## [Task]
In the material below, find how many lines contain the string "acclimatization". Write only that number.
BEGIN Dataset content
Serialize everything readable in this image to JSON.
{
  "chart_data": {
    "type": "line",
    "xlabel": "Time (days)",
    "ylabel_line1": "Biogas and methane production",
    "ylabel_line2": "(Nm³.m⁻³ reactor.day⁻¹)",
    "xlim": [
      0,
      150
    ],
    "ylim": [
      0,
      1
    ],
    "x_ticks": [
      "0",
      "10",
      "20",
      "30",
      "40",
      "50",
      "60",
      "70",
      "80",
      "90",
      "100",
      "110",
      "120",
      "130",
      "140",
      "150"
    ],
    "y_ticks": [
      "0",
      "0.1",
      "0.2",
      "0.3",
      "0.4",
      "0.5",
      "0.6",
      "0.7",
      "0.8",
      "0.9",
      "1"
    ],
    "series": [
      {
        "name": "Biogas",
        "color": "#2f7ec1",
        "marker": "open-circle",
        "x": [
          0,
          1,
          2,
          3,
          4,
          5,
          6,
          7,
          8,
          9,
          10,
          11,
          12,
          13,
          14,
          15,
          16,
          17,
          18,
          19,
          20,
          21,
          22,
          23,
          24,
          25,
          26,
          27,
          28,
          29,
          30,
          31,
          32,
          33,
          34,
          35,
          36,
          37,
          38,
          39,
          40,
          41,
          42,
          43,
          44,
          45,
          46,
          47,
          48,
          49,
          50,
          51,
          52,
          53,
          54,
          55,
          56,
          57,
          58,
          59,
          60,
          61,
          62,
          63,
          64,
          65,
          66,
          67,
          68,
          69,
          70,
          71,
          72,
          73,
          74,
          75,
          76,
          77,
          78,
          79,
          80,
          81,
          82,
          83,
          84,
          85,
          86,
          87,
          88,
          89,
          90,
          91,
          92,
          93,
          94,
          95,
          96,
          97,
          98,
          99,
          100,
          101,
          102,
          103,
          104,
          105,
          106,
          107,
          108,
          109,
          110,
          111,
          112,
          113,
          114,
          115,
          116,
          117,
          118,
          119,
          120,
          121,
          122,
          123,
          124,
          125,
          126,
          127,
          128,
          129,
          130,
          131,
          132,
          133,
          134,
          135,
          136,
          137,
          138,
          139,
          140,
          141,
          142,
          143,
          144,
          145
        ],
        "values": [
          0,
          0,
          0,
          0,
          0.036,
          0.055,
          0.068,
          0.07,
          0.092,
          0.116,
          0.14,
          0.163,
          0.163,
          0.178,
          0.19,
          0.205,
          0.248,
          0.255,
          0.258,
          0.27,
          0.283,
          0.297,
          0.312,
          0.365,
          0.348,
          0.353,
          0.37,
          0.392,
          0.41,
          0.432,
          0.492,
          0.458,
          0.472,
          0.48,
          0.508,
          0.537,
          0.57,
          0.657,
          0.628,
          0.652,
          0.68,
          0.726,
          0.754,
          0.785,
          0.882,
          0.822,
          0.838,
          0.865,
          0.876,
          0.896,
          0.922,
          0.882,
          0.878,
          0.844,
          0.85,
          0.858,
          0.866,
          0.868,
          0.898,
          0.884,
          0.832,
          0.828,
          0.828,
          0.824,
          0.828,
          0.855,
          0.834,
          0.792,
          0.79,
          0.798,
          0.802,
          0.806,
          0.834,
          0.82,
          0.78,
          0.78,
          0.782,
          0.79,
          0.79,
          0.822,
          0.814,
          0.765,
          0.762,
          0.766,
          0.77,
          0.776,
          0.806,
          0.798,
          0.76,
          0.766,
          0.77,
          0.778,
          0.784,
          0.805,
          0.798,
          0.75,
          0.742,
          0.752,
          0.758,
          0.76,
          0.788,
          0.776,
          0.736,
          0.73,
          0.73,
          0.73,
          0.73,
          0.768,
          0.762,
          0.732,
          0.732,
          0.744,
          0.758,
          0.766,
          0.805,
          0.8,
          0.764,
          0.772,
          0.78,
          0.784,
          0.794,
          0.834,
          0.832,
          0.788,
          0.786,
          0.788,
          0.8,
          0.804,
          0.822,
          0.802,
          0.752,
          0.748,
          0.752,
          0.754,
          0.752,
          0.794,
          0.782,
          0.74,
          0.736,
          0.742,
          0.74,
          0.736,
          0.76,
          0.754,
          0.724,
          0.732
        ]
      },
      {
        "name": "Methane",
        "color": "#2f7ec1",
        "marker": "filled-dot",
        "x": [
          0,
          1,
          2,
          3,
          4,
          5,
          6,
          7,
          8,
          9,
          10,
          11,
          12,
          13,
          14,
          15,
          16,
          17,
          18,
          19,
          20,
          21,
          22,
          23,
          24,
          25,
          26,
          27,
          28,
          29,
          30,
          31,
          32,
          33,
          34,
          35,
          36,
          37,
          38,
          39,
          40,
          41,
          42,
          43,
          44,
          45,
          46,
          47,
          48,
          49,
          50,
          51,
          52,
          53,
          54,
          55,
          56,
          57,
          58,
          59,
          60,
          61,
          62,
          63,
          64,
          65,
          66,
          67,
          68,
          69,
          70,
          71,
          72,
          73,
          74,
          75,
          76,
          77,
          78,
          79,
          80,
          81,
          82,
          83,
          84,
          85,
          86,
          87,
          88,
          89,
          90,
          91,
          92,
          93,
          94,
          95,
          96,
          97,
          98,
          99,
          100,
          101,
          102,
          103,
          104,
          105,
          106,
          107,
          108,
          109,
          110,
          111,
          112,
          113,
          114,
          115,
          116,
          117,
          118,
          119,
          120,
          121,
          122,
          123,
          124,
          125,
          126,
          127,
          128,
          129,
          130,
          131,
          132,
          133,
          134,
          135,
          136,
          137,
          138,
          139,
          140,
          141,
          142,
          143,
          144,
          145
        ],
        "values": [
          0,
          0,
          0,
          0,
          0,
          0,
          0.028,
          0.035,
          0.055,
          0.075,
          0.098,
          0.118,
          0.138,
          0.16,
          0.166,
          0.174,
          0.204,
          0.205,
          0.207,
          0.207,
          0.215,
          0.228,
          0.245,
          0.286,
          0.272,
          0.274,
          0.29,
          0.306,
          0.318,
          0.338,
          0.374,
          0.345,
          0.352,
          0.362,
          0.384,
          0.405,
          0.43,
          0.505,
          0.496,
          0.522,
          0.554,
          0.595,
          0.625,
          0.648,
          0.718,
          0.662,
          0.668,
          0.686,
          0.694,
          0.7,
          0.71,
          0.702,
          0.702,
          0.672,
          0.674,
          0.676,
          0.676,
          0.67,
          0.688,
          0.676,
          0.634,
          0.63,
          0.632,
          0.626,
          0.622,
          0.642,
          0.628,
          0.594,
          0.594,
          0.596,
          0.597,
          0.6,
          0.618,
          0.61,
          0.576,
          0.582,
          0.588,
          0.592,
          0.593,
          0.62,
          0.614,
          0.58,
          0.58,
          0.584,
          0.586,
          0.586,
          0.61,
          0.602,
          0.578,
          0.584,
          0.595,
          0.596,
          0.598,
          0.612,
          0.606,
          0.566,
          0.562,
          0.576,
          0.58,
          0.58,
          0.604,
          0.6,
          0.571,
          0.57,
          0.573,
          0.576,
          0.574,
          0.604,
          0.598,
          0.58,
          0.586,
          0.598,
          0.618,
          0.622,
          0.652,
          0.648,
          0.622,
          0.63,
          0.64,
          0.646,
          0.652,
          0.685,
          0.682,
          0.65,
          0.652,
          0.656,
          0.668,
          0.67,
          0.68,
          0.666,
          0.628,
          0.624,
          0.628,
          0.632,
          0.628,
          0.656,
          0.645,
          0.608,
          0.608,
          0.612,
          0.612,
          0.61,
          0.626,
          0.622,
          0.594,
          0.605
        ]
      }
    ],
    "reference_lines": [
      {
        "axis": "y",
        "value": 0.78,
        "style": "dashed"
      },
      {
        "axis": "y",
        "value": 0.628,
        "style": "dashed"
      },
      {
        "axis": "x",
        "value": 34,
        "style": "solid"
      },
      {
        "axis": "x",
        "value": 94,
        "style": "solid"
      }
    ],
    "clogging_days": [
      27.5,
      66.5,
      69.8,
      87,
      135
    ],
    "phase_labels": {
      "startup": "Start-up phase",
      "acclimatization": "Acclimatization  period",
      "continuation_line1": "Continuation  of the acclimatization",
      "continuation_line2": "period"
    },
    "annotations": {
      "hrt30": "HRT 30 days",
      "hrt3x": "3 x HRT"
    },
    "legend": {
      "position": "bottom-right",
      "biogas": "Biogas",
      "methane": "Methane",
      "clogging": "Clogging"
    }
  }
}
END Dataset content
## [Result for this exercise]
2